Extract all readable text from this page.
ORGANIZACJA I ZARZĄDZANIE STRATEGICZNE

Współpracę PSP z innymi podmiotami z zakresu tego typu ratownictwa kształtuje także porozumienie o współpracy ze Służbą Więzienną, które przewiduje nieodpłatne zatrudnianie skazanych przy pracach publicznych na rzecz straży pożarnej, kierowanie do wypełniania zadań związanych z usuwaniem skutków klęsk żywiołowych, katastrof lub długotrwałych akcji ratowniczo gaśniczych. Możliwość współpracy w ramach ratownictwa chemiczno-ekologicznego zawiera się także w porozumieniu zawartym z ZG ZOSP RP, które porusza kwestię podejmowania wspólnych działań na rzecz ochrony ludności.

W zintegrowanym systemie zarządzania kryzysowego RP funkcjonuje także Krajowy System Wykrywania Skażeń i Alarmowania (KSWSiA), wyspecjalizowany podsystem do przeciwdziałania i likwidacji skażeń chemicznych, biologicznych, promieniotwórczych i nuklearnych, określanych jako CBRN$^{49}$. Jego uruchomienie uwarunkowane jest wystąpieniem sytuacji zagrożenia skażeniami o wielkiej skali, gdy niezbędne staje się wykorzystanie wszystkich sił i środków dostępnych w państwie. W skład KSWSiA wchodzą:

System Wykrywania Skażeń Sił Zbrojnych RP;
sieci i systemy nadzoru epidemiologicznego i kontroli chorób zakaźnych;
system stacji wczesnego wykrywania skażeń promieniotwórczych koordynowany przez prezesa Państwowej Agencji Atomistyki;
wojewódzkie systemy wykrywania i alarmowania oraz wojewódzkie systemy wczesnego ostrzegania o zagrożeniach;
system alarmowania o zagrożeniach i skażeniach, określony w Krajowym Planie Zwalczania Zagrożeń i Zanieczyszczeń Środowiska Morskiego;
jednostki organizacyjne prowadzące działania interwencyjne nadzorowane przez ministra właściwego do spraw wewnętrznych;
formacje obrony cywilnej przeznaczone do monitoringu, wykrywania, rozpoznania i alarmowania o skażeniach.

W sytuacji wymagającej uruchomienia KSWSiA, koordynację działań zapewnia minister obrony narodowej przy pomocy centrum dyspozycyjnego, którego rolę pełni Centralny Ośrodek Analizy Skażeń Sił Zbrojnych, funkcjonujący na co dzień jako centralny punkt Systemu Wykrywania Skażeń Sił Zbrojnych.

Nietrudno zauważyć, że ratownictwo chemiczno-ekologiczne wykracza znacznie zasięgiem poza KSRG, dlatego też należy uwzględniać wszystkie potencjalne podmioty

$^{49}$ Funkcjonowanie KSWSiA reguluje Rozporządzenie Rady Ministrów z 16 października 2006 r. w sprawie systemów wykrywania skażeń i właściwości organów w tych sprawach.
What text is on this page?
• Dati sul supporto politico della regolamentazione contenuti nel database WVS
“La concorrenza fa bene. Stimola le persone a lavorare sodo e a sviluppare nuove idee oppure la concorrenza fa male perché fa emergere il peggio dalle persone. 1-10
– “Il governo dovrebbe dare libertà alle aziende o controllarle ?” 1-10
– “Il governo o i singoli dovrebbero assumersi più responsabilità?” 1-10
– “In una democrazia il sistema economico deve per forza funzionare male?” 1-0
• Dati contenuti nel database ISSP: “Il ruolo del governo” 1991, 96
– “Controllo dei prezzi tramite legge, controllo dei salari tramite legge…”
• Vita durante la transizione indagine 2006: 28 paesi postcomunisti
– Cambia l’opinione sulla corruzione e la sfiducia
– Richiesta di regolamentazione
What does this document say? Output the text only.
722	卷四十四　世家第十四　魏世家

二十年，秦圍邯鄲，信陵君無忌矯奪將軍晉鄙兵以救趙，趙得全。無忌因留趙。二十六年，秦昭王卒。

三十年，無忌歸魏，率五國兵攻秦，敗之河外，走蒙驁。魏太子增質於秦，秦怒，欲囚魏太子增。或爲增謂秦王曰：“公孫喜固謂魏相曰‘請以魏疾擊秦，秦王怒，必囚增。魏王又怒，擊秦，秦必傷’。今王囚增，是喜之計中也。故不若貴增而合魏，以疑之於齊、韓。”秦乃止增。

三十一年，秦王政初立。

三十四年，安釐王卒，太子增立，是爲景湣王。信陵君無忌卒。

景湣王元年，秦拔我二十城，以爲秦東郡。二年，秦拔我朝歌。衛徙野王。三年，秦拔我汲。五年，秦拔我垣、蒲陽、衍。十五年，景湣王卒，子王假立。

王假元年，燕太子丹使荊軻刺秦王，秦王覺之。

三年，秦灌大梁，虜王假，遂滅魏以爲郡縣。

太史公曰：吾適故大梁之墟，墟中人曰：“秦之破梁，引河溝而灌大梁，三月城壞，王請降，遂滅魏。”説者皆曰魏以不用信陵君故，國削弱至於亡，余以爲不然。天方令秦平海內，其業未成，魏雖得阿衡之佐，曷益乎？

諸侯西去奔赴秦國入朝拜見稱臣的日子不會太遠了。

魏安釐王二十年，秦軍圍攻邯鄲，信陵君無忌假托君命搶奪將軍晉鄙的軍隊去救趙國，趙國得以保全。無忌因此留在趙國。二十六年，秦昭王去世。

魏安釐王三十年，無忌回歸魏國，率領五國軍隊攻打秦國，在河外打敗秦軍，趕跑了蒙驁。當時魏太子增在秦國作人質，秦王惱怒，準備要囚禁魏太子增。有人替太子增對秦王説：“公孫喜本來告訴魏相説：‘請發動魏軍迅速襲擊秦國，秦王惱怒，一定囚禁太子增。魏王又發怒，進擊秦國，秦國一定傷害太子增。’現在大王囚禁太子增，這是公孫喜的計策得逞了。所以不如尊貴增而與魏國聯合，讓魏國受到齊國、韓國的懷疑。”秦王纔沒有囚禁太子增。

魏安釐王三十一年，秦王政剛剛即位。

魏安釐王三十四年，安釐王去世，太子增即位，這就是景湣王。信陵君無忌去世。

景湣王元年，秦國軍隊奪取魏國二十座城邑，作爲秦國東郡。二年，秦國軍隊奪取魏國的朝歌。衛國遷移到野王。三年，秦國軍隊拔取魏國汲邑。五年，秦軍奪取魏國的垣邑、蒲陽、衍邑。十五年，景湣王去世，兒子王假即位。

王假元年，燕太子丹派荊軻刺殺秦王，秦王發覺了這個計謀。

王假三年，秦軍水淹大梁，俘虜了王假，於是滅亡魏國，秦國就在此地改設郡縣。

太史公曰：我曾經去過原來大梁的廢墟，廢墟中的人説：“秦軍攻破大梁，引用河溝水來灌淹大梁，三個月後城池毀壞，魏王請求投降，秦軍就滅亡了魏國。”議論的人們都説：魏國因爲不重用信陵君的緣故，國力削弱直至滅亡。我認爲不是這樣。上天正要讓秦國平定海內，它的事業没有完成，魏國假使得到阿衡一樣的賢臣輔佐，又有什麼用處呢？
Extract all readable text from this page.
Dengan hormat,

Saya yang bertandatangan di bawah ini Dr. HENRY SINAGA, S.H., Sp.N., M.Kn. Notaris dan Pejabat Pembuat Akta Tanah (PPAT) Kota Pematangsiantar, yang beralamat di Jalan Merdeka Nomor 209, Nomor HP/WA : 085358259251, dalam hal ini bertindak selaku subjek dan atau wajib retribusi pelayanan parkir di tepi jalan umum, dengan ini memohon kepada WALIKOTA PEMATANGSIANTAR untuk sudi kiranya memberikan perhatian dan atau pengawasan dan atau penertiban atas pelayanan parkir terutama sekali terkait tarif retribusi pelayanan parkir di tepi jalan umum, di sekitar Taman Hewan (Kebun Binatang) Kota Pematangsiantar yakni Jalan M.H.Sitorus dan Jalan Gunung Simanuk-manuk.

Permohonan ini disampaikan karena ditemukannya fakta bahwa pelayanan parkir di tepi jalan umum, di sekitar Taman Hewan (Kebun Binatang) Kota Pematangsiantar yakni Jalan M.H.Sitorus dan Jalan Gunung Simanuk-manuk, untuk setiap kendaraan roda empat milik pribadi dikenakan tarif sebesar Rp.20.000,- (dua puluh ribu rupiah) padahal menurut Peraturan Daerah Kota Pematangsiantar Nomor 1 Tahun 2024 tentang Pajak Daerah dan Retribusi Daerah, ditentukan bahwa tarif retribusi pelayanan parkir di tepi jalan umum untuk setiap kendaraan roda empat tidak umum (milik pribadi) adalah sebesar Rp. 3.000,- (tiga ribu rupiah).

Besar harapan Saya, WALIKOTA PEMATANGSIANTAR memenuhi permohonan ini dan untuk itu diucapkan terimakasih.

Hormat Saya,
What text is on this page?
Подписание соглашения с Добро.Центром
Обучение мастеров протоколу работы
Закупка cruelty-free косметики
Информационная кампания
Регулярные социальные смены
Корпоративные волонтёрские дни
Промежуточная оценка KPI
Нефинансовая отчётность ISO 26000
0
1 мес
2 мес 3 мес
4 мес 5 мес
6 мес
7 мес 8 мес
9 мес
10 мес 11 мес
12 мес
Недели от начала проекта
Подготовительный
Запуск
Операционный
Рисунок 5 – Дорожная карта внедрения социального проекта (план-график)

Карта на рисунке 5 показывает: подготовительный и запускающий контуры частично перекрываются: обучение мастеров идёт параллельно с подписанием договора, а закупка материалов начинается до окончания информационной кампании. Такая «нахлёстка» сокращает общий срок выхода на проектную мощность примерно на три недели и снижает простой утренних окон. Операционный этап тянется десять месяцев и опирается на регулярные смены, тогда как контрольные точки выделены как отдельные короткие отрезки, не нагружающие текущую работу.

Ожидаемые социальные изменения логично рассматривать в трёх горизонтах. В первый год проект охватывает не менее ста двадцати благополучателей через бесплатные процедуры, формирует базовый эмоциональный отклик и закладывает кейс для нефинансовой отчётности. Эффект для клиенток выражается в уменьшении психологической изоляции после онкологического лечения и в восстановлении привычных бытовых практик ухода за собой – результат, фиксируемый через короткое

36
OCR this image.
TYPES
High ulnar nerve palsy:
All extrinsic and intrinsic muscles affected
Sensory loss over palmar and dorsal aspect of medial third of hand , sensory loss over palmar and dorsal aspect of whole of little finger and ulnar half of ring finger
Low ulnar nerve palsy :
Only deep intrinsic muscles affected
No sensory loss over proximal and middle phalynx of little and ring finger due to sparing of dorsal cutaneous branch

▶ What is being asked
From the records, copy every line that has the string "affected" in it.

▶ Task answer
All extrinsic and intrinsic muscles affected
Only deep intrinsic muscles affected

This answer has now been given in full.